## Start EXTRACTED DATA

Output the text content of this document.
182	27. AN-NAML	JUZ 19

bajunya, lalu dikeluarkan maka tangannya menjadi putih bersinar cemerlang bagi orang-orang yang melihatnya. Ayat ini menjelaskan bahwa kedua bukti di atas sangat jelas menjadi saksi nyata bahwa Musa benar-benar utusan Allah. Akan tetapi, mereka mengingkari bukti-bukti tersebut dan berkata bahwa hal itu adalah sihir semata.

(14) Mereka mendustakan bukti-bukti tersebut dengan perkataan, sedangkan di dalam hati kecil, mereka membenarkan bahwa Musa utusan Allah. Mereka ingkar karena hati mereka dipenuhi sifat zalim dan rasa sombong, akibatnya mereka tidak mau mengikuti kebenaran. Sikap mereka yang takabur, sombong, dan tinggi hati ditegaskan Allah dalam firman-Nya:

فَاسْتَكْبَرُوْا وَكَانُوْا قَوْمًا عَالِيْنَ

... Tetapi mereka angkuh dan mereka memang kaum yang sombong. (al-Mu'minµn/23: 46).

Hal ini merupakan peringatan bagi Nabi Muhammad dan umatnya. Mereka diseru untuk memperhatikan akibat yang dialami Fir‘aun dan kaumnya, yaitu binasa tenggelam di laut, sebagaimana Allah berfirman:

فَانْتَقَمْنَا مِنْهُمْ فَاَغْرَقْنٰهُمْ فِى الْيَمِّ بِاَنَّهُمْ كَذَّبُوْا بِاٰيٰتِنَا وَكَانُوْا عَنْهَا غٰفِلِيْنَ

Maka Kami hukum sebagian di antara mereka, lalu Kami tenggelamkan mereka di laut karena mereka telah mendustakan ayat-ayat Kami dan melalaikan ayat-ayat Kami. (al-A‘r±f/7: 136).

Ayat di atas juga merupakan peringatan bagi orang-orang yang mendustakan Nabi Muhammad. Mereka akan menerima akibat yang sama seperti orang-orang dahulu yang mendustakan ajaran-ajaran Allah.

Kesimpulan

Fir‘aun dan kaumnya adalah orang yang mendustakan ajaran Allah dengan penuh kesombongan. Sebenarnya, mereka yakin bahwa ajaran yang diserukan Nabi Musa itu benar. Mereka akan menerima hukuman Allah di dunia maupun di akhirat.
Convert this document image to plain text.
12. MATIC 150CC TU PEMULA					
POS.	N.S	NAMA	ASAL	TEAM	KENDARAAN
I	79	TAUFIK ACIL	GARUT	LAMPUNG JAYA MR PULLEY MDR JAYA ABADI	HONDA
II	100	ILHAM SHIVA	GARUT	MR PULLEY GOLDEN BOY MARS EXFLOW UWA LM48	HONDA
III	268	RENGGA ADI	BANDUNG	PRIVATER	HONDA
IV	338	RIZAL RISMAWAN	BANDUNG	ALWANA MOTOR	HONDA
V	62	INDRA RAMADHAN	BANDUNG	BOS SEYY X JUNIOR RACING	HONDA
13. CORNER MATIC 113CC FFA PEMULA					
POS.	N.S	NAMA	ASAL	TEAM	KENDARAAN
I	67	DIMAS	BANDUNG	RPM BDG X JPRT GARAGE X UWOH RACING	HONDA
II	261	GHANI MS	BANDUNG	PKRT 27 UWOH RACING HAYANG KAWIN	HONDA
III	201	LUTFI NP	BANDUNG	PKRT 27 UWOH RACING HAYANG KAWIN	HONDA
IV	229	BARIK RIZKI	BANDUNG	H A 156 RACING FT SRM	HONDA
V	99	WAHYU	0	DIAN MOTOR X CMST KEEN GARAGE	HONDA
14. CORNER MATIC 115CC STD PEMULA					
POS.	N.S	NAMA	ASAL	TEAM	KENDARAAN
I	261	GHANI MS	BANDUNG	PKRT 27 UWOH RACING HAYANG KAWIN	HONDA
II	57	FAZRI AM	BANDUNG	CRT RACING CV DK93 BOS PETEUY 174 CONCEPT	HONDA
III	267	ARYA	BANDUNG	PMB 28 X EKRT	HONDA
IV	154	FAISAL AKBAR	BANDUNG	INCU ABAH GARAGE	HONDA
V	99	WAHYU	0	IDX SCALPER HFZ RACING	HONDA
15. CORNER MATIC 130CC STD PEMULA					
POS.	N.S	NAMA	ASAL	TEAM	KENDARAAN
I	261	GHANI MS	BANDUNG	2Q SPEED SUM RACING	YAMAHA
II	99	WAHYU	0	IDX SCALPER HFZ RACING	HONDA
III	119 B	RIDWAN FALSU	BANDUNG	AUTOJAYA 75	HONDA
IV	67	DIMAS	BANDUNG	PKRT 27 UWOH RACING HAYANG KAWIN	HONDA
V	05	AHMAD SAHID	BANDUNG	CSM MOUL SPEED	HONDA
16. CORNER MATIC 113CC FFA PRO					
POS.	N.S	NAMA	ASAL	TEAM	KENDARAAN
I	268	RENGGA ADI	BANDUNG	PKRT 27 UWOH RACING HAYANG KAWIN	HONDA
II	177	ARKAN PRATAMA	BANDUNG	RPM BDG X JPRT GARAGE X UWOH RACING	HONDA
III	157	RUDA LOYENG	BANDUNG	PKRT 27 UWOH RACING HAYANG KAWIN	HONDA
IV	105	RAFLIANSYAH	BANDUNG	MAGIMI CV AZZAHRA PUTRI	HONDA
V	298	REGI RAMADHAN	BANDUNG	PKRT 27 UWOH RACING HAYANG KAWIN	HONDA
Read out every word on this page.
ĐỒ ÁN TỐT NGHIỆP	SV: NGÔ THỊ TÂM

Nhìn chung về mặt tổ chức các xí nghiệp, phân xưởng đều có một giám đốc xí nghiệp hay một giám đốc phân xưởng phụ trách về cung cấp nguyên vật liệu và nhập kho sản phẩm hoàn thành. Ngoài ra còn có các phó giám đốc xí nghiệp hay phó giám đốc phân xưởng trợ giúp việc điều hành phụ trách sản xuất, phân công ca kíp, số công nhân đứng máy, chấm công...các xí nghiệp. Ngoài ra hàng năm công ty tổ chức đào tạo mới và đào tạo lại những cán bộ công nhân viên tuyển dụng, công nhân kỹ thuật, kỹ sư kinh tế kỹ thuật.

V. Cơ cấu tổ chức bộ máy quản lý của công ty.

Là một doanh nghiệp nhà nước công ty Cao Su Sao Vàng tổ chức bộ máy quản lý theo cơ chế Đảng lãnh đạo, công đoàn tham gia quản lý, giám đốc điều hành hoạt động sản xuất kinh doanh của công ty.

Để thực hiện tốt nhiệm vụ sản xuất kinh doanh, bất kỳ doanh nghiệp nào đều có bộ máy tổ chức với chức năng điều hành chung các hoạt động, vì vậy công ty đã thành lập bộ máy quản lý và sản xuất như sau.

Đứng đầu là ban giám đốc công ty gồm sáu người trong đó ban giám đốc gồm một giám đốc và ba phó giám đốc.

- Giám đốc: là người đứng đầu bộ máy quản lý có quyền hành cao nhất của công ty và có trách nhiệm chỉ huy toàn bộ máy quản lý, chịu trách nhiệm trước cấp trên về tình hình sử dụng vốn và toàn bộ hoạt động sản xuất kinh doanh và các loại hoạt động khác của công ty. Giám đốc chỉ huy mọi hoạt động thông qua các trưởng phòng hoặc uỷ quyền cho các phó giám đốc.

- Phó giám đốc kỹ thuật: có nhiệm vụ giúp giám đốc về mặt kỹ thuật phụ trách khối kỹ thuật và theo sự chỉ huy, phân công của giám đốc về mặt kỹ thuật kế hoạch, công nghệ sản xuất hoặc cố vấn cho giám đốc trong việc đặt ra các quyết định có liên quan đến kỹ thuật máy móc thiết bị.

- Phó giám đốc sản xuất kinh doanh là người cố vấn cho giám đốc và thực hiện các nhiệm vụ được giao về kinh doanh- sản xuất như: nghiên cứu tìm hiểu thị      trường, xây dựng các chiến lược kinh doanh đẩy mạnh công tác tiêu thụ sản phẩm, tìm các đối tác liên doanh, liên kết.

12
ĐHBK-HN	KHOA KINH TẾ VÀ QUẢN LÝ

## End EXTRACTED DATA

STATED EXERCISE: Of the lines in the listing above, how many hold the string "lalu"? Reply with the number only.

RESPONSE TO THIS EXERCISE: 2